— start of Extracted data —

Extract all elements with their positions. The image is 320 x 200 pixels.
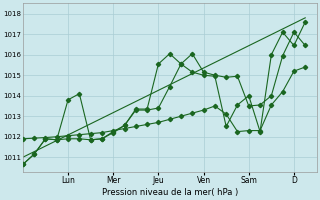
X-axis label: Pression niveau de la mer( hPa ): Pression niveau de la mer( hPa ) <box>101 188 238 197</box>
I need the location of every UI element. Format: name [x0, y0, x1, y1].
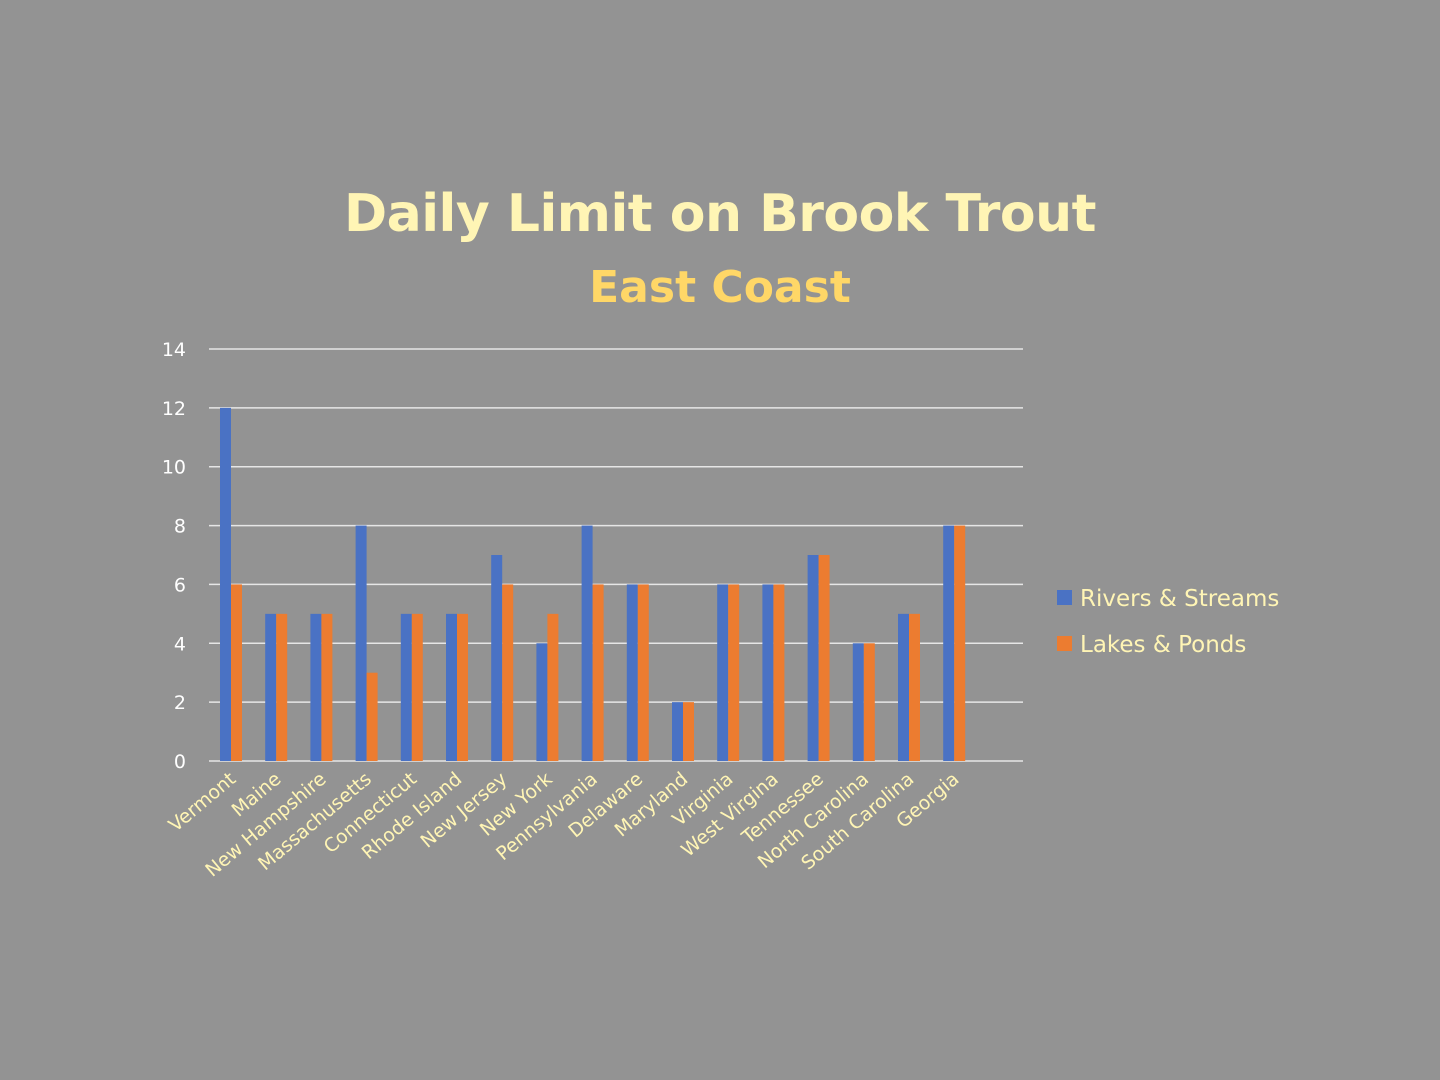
legend-label: Rivers & Streams: [1080, 586, 1279, 612]
bar-lakes-ponds: [863, 643, 875, 761]
legend-label: Lakes & Ponds: [1080, 632, 1246, 658]
bar-rivers-streams: [310, 613, 322, 761]
x-category-label: Vermont: [165, 768, 241, 836]
legend: Rivers & Streams Lakes & Ponds: [1057, 586, 1279, 658]
y-axis-ticks: 0 2 4 6 8 10 12 14: [162, 339, 186, 773]
bar-rivers-streams: [400, 613, 412, 761]
bar-lakes-ponds: [683, 702, 694, 761]
bars: [220, 407, 966, 761]
y-tick-label: 12: [162, 398, 186, 420]
bar-lakes-ponds: [728, 584, 740, 761]
bar-lakes-ponds: [954, 525, 966, 761]
bar-lakes-ponds: [502, 584, 514, 761]
y-tick-label: 2: [174, 692, 186, 714]
bar-rivers-streams: [943, 525, 955, 761]
y-tick-label: 8: [174, 516, 186, 538]
bar-rivers-streams: [807, 555, 819, 761]
bar-rivers-streams: [762, 584, 774, 761]
chart-subtitle: East Coast: [589, 262, 851, 313]
y-tick-label: 6: [174, 574, 186, 596]
bar-lakes-ponds: [773, 584, 785, 761]
bar-rivers-streams: [672, 702, 683, 761]
gridlines: [209, 348, 1023, 762]
bar-lakes-ponds: [276, 613, 288, 761]
bar-lakes-ponds: [909, 613, 920, 761]
bar-rivers-streams: [446, 613, 457, 761]
bar-lakes-ponds: [411, 613, 423, 761]
bar-rivers-streams: [898, 613, 909, 761]
legend-swatch: [1057, 590, 1072, 605]
y-tick-label: 10: [162, 457, 186, 479]
chart-title: Daily Limit on Brook Trout: [343, 184, 1097, 244]
bar-rivers-streams: [852, 643, 864, 761]
bar-lakes-ponds: [592, 584, 604, 761]
bar-rivers-streams: [717, 584, 729, 761]
bar-rivers-streams: [355, 525, 367, 761]
bar-lakes-ponds: [231, 584, 242, 761]
bar-lakes-ponds: [818, 555, 830, 761]
bar-lakes-ponds: [457, 613, 468, 761]
bar-rivers-streams: [626, 584, 638, 761]
bar-rivers-streams: [536, 643, 548, 761]
y-tick-label: 4: [174, 633, 186, 655]
y-tick-label: 14: [162, 339, 186, 361]
legend-swatch: [1057, 636, 1072, 651]
bar-lakes-ponds: [321, 613, 333, 761]
bar-lakes-ponds: [547, 613, 559, 761]
bar-rivers-streams: [491, 555, 503, 761]
bar-lakes-ponds: [637, 584, 649, 761]
bar-rivers-streams: [581, 525, 593, 761]
bar-rivers-streams: [220, 407, 231, 761]
bar-lakes-ponds: [366, 672, 378, 761]
y-tick-label: 0: [174, 751, 186, 773]
bar-rivers-streams: [265, 613, 277, 761]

— end of Extracted data —

Task objective.
Rewrite the data from its first line up to and including the line with "I need the location" as a numbered list, skipping any blank lines. Leave the pictures out of your answer.

Answer below.
1. Extract all elements with their positions. The image is 320 x 200 pixels.
2. X-axis label: Pression niveau de la mer( hPa ): Pression niveau de la mer( hPa ) <box>101 188 238 197</box>
3. I need the location of every UI element. Format: name [x0, y0, x1, y1].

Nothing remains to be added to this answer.